WHAT IS ASKED:
What follows is a listing to be transcribed exactly.

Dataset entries
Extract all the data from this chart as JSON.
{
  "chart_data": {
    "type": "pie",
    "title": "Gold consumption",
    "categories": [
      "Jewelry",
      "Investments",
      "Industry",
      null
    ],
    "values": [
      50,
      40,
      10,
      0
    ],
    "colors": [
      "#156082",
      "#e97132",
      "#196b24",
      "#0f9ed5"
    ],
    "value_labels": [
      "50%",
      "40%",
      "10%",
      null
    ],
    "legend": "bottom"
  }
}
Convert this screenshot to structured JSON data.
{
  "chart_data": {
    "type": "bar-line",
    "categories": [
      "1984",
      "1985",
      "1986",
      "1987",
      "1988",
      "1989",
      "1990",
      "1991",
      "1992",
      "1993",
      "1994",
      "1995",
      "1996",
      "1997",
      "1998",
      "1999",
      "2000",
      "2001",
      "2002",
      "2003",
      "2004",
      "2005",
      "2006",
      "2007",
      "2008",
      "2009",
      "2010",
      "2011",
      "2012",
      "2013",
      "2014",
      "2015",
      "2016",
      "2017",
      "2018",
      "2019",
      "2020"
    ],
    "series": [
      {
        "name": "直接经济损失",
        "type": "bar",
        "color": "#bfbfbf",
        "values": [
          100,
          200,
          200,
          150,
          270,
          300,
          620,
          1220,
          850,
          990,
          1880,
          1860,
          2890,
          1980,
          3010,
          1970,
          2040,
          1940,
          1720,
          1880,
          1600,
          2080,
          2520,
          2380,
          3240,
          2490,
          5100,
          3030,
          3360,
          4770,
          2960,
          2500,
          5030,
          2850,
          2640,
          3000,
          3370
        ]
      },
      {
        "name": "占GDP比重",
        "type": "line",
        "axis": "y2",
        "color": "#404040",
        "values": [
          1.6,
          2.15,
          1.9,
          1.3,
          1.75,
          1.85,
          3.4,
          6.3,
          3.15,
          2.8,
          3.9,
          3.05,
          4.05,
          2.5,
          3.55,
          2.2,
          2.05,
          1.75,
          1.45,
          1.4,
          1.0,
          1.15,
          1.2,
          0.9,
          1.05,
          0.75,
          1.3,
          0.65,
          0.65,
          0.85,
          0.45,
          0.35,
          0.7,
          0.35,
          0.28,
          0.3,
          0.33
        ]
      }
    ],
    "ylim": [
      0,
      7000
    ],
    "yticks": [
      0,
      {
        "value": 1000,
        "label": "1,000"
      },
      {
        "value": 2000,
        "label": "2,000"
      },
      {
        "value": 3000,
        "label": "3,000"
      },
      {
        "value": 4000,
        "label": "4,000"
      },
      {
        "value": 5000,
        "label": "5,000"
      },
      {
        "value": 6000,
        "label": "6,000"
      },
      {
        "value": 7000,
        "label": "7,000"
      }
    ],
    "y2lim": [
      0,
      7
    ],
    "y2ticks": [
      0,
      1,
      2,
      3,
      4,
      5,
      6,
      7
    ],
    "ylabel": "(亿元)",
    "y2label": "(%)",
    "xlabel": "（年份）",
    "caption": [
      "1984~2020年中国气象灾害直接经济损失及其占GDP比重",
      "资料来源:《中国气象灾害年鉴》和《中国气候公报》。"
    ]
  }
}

RESPONSE BELOW:
Extract all the data from this chart as JSON.
{
  "chart_data": {
    "type": "pie",
    "title": "Gold consumption",
    "categories": [
      "Jewelry",
      "Investments",
      "Industry",
      null
    ],
    "values": [
      50,
      40,
      10,
      0
    ],
    "colors": [
      "#156082",
      "#e97132",
      "#196b24",
      "#0f9ed5"
    ],
    "value_labels": [
      "50%",
      "40%",
      "10%",
      null
    ],
    "legend": "bottom"
  }
}
Convert this screenshot to structured JSON data.
{
  "chart_data": {
    "type": "bar-line",
    "categories": [
      "1984",
      "1985",
      "1986",
      "1987",
      "1988",
      "1989",
      "1990",
      "1991",
      "1992",
      "1993",
      "1994",
      "1995",
      "1996",
      "1997",
      "1998",
      "1999",
      "2000",
      "2001",
      "2002",
      "2003",
      "2004",
      "2005",
      "2006",
      "2007",
      "2008",
      "2009",
      "2010",
      "2011",
      "2012",
      "2013",
      "2014",
      "2015",
      "2016",
      "2017",
      "2018",
      "2019",
      "2020"
    ],
    "series": [
      {
        "name": "直接经济损失",
        "type": "bar",
        "color": "#bfbfbf",
        "values": [
          100,
          200,
          200,
          150,
          270,
          300,
          620,
          1220,
          850,
          990,
          1880,
          1860,
          2890,
          1980,
          3010,
          1970,
          2040,
          1940,
          1720,
          1880,
          1600,
          2080,
          2520,
          2380,
          3240,
          2490,
          5100,
          3030,
          3360,
          4770,
          2960,
          2500,
          5030,
          2850,
          2640,
          3000,
          3370
        ]
      },
      {
        "name": "占GDP比重",
        "type": "line",
        "axis": "y2",
        "color": "#404040",
        "values": [
          1.6,
          2.15,
          1.9,
          1.3,
          1.75,
          1.85,
          3.4,
          6.3,
          3.15,
          2.8,
          3.9,
          3.05,
          4.05,
          2.5,
          3.55,
          2.2,
          2.05,
          1.75,
          1.45,
          1.4,
          1.0,
          1.15,
          1.2,
          0.9,
          1.05,
          0.75,
          1.3,
          0.65,
          0.65,
          0.85,
          0.45,
          0.35,
          0.7,
          0.35,
          0.28,
          0.3,
          0.33
        ]
      }
    ],
    "ylim": [
      0,
      7000
    ],
    "yticks": [
      0,
      {
        "value": 1000,
        "label": "1,000"
      },
      {
        "value": 2000,
        "label": "2,000"
      },
      {
        "value": 3000,
        "label": "3,000"
      },
      {
        "value": 4000,
        "label": "4,000"
      },
      {
        "value": 5000,
        "label": "5,000"
      },
      {
        "value": 6000,
        "label": "6,000"
      },
      {
        "value": 7000,
        "label": "7,000"
      }
    ],
    "y2lim": [
      0,
      7
    ],
    "y2ticks": [
      0,
      1,
      2,
      3,
      4,
      5,
      6,
      7
    ],
    "ylabel": "(亿元)",
    "y2label": "(%)",
    "xlabel": "（年份）",
    "caption": [
      "1984~2020年中国气象灾害直接经济损失及其占GDP比重",
      "资料来源:《中国气象灾害年鉴》和《中国气候公报》。"
    ]
  }
}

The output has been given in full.